+++ Input rows +++

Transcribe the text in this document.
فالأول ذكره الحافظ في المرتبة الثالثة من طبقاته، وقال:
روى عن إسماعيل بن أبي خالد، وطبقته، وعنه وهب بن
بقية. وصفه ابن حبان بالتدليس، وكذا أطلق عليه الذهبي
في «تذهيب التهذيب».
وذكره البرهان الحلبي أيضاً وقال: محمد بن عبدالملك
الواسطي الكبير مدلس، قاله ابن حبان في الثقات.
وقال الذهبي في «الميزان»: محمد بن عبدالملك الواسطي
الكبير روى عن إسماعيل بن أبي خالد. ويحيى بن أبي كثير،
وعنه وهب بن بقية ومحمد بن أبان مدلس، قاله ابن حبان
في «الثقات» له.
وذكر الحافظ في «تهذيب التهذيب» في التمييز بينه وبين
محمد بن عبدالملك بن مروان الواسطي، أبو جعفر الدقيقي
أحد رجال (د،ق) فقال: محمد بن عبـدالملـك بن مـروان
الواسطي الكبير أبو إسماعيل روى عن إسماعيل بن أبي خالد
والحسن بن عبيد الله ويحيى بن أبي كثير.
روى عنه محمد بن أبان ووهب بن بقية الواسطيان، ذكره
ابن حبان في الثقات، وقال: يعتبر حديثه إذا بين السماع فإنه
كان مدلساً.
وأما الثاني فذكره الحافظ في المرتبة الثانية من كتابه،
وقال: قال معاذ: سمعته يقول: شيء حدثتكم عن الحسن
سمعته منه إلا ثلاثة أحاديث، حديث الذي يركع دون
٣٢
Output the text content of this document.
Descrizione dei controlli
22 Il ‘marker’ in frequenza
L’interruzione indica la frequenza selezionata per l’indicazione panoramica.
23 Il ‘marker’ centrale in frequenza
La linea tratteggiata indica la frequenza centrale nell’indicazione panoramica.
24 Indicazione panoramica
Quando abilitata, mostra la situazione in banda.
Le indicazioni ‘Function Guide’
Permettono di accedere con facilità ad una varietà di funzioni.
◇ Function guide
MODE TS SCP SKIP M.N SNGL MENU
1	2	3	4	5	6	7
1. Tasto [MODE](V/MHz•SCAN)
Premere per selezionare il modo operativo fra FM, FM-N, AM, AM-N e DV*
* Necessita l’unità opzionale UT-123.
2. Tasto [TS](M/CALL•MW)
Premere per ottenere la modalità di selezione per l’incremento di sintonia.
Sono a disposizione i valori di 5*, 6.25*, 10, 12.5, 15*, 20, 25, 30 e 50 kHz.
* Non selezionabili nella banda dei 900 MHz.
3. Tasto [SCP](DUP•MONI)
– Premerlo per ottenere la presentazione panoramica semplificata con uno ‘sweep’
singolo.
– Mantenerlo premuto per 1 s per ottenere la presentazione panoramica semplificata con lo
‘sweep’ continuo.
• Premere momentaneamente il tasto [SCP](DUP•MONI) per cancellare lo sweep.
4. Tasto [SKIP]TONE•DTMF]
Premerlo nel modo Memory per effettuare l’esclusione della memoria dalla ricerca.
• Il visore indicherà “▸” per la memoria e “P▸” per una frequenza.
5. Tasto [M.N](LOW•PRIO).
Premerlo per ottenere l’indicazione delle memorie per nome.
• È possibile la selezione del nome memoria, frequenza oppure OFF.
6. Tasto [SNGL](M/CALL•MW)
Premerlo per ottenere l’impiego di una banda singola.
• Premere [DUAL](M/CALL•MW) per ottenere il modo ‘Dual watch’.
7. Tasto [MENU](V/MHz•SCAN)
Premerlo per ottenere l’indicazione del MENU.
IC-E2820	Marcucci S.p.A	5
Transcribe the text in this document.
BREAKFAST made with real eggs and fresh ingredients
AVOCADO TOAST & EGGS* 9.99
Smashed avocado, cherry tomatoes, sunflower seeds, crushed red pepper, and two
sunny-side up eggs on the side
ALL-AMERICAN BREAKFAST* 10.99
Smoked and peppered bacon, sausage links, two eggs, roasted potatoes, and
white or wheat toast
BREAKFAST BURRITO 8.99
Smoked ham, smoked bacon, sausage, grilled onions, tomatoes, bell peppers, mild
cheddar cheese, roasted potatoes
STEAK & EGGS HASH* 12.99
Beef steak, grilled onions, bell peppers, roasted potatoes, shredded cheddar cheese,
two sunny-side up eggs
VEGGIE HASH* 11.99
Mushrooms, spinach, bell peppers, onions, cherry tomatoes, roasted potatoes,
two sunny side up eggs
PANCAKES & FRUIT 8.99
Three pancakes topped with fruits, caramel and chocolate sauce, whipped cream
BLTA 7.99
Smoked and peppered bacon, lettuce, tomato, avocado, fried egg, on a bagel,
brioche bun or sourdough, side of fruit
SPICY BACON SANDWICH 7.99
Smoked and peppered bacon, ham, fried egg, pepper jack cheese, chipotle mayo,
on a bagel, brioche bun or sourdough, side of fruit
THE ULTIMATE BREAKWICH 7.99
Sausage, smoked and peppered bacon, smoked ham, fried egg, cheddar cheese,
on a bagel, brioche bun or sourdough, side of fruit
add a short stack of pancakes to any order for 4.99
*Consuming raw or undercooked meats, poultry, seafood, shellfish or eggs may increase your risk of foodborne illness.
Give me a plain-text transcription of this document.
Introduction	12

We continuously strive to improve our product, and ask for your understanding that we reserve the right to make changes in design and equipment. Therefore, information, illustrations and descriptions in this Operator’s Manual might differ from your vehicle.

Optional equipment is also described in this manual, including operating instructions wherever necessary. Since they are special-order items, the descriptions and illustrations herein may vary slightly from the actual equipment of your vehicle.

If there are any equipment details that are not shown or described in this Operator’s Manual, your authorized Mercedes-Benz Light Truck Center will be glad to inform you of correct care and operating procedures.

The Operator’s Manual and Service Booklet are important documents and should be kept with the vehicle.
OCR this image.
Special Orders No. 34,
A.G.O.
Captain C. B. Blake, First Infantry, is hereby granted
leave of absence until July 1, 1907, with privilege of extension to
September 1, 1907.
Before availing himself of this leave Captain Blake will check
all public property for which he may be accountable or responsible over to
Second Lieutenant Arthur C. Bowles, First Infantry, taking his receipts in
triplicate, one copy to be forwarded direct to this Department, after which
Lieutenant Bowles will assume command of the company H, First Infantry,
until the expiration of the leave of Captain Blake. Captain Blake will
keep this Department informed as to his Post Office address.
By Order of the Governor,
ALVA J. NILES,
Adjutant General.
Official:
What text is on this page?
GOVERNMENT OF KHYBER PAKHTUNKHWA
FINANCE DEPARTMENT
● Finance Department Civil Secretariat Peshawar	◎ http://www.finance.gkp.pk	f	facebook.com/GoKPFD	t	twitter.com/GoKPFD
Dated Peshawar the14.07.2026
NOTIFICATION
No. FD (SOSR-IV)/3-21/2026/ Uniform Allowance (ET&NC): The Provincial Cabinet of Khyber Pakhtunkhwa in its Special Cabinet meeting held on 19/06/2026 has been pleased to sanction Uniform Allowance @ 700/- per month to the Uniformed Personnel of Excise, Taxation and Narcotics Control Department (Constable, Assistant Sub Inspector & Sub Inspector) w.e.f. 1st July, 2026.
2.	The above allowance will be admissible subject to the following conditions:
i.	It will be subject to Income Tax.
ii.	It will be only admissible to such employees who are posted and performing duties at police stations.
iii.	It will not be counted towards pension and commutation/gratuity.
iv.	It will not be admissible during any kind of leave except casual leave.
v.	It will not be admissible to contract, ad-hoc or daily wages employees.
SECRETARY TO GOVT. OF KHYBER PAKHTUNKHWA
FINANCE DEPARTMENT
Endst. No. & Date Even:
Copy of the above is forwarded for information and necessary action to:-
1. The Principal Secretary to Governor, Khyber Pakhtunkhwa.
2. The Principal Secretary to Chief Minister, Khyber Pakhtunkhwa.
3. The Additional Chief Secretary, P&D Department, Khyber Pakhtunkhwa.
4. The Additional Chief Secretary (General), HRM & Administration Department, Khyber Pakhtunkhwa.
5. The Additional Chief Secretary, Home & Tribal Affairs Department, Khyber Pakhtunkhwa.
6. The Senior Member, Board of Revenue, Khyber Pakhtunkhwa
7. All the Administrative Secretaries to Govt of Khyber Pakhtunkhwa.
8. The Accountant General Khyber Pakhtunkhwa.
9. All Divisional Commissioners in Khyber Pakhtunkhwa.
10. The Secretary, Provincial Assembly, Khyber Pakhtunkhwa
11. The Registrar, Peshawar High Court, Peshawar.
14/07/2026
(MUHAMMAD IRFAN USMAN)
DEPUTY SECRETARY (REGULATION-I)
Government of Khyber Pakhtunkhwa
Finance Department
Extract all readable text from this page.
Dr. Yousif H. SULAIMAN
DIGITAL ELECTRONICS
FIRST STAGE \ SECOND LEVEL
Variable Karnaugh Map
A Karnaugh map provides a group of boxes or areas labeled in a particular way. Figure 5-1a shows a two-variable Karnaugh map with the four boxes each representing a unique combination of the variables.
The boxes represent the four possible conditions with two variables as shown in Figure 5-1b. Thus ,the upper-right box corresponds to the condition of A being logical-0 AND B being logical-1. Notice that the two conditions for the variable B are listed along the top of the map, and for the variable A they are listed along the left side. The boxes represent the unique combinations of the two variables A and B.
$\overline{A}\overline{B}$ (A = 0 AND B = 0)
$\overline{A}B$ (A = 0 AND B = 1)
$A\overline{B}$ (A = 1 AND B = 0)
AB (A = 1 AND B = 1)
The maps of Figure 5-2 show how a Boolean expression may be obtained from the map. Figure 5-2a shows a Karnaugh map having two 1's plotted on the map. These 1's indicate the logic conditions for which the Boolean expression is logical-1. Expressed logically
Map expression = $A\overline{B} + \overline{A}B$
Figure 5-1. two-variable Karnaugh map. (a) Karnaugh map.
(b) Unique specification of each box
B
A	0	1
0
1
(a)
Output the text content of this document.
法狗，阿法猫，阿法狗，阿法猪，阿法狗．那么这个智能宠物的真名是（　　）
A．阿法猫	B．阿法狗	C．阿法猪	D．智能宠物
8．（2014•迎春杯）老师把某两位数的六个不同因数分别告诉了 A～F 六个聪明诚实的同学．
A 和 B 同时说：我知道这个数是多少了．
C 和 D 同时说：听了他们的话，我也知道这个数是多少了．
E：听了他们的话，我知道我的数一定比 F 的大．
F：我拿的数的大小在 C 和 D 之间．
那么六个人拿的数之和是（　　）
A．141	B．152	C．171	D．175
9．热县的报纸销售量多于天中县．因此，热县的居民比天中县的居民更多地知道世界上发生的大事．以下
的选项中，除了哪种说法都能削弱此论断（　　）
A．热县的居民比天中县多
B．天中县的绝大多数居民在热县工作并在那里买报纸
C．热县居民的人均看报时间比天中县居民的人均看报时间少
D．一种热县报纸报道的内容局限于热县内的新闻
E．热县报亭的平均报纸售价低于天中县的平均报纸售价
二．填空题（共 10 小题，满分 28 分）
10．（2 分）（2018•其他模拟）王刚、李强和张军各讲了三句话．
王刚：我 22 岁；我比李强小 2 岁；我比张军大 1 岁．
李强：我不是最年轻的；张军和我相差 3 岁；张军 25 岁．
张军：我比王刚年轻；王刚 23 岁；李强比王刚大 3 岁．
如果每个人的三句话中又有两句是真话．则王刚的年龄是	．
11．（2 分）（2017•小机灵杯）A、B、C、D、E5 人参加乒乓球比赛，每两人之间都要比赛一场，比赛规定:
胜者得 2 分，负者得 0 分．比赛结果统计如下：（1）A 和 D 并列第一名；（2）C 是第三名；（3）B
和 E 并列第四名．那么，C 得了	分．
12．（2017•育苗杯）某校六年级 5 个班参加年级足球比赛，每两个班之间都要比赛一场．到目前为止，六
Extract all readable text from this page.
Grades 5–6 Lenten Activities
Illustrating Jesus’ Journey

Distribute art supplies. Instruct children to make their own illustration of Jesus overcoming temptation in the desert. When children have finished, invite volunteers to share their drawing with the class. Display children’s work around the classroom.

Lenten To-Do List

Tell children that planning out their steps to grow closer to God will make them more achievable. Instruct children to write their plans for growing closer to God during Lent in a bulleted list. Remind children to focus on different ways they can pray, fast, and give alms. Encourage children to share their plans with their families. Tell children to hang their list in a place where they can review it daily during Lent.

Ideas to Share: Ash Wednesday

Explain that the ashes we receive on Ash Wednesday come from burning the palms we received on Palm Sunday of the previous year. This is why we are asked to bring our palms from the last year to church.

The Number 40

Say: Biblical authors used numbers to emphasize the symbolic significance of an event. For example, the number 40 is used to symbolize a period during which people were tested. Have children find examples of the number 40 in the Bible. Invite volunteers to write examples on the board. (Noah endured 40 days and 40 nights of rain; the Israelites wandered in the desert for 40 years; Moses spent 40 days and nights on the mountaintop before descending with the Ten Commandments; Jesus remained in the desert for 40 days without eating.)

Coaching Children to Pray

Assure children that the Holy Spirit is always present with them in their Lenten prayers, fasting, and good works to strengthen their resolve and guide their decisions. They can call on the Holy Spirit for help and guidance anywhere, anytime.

+++

Objective. Pull out all lines from the listing that contain the string "Governor".

Written reply.
By Order of the Governor,
1. The Principal Secretary to Governor, Khyber Pakhtunkhwa.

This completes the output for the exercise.